Every line from the one with "What's the underlying" through the end of the records below should be restated word for word, and nothing outside that span.

SUPPLIED DATA start

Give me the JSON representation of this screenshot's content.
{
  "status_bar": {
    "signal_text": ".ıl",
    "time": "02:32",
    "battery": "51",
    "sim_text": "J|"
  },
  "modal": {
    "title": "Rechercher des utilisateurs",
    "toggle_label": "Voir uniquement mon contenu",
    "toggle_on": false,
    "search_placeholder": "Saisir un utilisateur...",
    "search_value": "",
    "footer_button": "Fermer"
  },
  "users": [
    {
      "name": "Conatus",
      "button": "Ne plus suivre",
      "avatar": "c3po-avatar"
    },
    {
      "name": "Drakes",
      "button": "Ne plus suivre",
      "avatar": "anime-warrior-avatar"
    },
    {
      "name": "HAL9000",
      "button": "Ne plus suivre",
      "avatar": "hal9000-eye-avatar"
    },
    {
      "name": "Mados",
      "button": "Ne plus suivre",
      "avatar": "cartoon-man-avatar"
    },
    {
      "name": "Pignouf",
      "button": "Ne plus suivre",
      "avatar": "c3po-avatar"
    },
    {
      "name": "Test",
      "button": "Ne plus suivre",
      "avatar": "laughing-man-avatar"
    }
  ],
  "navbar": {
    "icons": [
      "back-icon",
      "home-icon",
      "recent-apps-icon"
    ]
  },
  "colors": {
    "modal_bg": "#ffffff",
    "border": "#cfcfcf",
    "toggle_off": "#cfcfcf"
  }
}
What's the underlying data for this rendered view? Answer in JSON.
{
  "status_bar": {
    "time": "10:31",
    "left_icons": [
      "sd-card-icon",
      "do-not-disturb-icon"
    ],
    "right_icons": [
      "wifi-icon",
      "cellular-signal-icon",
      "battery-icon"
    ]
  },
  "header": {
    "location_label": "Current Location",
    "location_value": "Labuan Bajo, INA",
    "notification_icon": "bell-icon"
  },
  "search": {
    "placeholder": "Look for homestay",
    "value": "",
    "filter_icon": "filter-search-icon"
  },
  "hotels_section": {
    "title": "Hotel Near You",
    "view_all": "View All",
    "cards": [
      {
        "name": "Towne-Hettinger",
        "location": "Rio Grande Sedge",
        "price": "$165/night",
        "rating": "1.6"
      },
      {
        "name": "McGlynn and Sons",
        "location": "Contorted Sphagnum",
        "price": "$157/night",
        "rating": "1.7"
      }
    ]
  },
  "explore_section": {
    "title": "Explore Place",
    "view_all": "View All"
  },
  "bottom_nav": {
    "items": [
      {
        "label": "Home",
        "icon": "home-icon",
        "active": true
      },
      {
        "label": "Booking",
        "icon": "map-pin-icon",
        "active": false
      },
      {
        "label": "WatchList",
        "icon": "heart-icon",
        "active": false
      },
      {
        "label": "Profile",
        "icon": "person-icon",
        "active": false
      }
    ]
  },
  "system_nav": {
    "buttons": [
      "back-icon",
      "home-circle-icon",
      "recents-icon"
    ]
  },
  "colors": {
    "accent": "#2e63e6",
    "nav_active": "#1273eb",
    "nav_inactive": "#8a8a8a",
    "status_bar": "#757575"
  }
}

SUPPLIED DATA end

WORKED SOLUTION
What's the underlying data for this rendered view? Answer in JSON.
{
  "status_bar": {
    "time": "10:31",
    "left_icons": [
      "sd-card-icon",
      "do-not-disturb-icon"
    ],
    "right_icons": [
      "wifi-icon",
      "cellular-signal-icon",
      "battery-icon"
    ]
  },
  "header": {
    "location_label": "Current Location",
    "location_value": "Labuan Bajo, INA",
    "notification_icon": "bell-icon"
  },
  "search": {
    "placeholder": "Look for homestay",
    "value": "",
    "filter_icon": "filter-search-icon"
  },
  "hotels_section": {
    "title": "Hotel Near You",
    "view_all": "View All",
    "cards": [
      {
        "name": "Towne-Hettinger",
        "location": "Rio Grande Sedge",
        "price": "$165/night",
        "rating": "1.6"
      },
      {
        "name": "McGlynn and Sons",
        "location": "Contorted Sphagnum",
        "price": "$157/night",
        "rating": "1.7"
      }
    ]
  },
  "explore_section": {
    "title": "Explore Place",
    "view_all": "View All"
  },
  "bottom_nav": {
    "items": [
      {
        "label": "Home",
        "icon": "home-icon",
        "active": true
      },
      {
        "label": "Booking",
        "icon": "map-pin-icon",
        "active": false
      },
      {
        "label": "WatchList",
        "icon": "heart-icon",
        "active": false
      },
      {
        "label": "Profile",
        "icon": "person-icon",
        "active": false
      }
    ]
  },
  "system_nav": {
    "buttons": [
      "back-icon",
      "home-circle-icon",
      "recents-icon"
    ]
  },
  "colors": {
    "accent": "#2e63e6",
    "nav_active": "#1273eb",
    "nav_inactive": "#8a8a8a",
    "status_bar": "#757575"
  }
}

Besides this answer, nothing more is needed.